◆ Given problem: Verbatim output of all the material below is required.

◆ Extracted material:
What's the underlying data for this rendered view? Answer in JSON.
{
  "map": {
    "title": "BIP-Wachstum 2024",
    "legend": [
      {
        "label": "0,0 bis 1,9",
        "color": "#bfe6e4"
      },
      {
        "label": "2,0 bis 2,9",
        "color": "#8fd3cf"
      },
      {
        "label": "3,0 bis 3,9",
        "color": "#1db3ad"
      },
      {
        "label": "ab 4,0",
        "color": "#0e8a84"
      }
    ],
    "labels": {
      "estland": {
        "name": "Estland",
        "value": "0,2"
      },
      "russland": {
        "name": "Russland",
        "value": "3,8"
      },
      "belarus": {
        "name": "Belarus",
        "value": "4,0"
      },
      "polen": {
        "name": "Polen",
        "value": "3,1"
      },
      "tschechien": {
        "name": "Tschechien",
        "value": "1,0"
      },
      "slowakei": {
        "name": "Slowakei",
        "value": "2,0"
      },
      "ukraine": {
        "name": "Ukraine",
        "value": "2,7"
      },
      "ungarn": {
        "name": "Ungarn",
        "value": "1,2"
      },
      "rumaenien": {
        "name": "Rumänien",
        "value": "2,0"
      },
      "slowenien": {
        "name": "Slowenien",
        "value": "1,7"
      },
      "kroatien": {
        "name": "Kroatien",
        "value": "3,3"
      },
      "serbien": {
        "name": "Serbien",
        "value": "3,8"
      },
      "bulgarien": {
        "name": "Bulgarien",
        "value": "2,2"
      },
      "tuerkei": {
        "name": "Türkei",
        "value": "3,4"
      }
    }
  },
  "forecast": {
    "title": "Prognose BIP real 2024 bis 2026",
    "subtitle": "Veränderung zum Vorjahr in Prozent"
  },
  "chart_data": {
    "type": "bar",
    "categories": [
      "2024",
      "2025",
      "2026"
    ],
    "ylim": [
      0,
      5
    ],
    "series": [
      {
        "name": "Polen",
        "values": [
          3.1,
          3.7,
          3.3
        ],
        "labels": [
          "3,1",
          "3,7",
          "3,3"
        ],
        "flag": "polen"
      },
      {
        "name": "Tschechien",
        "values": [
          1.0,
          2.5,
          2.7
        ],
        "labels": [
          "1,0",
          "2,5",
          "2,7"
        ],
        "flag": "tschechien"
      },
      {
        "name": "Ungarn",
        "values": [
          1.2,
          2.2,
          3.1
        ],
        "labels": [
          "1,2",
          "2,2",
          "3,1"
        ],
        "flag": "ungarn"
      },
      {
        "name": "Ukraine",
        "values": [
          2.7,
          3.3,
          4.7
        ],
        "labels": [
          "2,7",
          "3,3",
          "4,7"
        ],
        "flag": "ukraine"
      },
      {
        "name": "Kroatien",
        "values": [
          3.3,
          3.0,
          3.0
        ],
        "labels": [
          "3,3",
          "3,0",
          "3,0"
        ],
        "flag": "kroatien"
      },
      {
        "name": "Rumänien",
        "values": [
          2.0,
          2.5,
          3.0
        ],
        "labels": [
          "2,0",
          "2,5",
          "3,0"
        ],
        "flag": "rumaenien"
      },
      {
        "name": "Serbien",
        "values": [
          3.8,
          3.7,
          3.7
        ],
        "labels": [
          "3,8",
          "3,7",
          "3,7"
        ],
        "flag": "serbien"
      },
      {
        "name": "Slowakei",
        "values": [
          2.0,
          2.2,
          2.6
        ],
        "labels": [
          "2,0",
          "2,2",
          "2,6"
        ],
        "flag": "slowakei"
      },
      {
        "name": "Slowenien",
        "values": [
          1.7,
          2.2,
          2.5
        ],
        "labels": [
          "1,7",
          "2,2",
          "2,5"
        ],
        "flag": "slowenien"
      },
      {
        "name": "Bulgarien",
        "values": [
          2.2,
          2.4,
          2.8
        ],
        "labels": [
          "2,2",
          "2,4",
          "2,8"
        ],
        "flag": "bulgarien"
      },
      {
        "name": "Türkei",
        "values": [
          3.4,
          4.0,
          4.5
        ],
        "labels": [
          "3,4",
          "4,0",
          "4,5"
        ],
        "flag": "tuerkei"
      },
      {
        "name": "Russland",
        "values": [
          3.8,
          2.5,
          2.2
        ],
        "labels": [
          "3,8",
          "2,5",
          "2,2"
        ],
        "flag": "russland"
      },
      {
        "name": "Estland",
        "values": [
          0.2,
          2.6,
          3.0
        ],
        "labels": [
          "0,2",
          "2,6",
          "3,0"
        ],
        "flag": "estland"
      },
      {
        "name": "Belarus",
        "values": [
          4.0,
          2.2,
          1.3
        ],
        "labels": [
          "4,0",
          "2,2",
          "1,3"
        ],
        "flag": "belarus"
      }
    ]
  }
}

◆ Task response:
What's the underlying data for this rendered view? Answer in JSON.
{
  "map": {
    "title": "BIP-Wachstum 2024",
    "legend": [
      {
        "label": "0,0 bis 1,9",
        "color": "#bfe6e4"
      },
      {
        "label": "2,0 bis 2,9",
        "color": "#8fd3cf"
      },
      {
        "label": "3,0 bis 3,9",
        "color": "#1db3ad"
      },
      {
        "label": "ab 4,0",
        "color": "#0e8a84"
      }
    ],
    "labels": {
      "estland": {
        "name": "Estland",
        "value": "0,2"
      },
      "russland": {
        "name": "Russland",
        "value": "3,8"
      },
      "belarus": {
        "name": "Belarus",
        "value": "4,0"
      },
      "polen": {
        "name": "Polen",
        "value": "3,1"
      },
      "tschechien": {
        "name": "Tschechien",
        "value": "1,0"
      },
      "slowakei": {
        "name": "Slowakei",
        "value": "2,0"
      },
      "ukraine": {
        "name": "Ukraine",
        "value": "2,7"
      },
      "ungarn": {
        "name": "Ungarn",
        "value": "1,2"
      },
      "rumaenien": {
        "name": "Rumänien",
        "value": "2,0"
      },
      "slowenien": {
        "name": "Slowenien",
        "value": "1,7"
      },
      "kroatien": {
        "name": "Kroatien",
        "value": "3,3"
      },
      "serbien": {
        "name": "Serbien",
        "value": "3,8"
      },
      "bulgarien": {
        "name": "Bulgarien",
        "value": "2,2"
      },
      "tuerkei": {
        "name": "Türkei",
        "value": "3,4"
      }
    }
  },
  "forecast": {
    "title": "Prognose BIP real 2024 bis 2026",
    "subtitle": "Veränderung zum Vorjahr in Prozent"
  },
  "chart_data": {
    "type": "bar",
    "categories": [
      "2024",
      "2025",
      "2026"
    ],
    "ylim": [
      0,
      5
    ],
    "series": [
      {
        "name": "Polen",
        "values": [
          3.1,
          3.7,
          3.3
        ],
        "labels": [
          "3,1",
          "3,7",
          "3,3"
        ],
        "flag": "polen"
      },
      {
        "name": "Tschechien",
        "values": [
          1.0,
          2.5,
          2.7
        ],
        "labels": [
          "1,0",
          "2,5",
          "2,7"
        ],
        "flag": "tschechien"
      },
      {
        "name": "Ungarn",
        "values": [
          1.2,
          2.2,
          3.1
        ],
        "labels": [
          "1,2",
          "2,2",
          "3,1"
        ],
        "flag": "ungarn"
      },
      {
        "name": "Ukraine",
        "values": [
          2.7,
          3.3,
          4.7
        ],
        "labels": [
          "2,7",
          "3,3",
          "4,7"
        ],
        "flag": "ukraine"
      },
      {
        "name": "Kroatien",
        "values": [
          3.3,
          3.0,
          3.0
        ],
        "labels": [
          "3,3",
          "3,0",
          "3,0"
        ],
        "flag": "kroatien"
      },
      {
        "name": "Rumänien",
        "values": [
          2.0,
          2.5,
          3.0
        ],
        "labels": [
          "2,0",
          "2,5",
          "3,0"
        ],
        "flag": "rumaenien"
      },
      {
        "name": "Serbien",
        "values": [
          3.8,
          3.7,
          3.7
        ],
        "labels": [
          "3,8",
          "3,7",
          "3,7"
        ],
        "flag": "serbien"
      },
      {
        "name": "Slowakei",
        "values": [
          2.0,
          2.2,
          2.6
        ],
        "labels": [
          "2,0",
          "2,2",
          "2,6"
        ],
        "flag": "slowakei"
      },
      {
        "name": "Slowenien",
        "values": [
          1.7,
          2.2,
          2.5
        ],
        "labels": [
          "1,7",
          "2,2",
          "2,5"
        ],
        "flag": "slowenien"
      },
      {
        "name": "Bulgarien",
        "values": [
          2.2,
          2.4,
          2.8
        ],
        "labels": [
          "2,2",
          "2,4",
          "2,8"
        ],
        "flag": "bulgarien"
      },
      {
        "name": "Türkei",
        "values": [
          3.4,
          4.0,
          4.5
        ],
        "labels": [
          "3,4",
          "4,0",
          "4,5"
        ],
        "flag": "tuerkei"
      },
      {
        "name": "Russland",
        "values": [
          3.8,
          2.5,
          2.2
        ],
        "labels": [
          "3,8",
          "2,5",
          "2,2"
        ],
        "flag": "russland"
      },
      {
        "name": "Estland",
        "values": [
          0.2,
          2.6,
          3.0
        ],
        "labels": [
          "0,2",
          "2,6",
          "3,0"
        ],
        "flag": "estland"
      },
      {
        "name": "Belarus",
        "values": [
          4.0,
          2.2,
          1.3
        ],
        "labels": [
          "4,0",
          "2,2",
          "1,3"
        ],
        "flag": "belarus"
      }
    ]
  }
}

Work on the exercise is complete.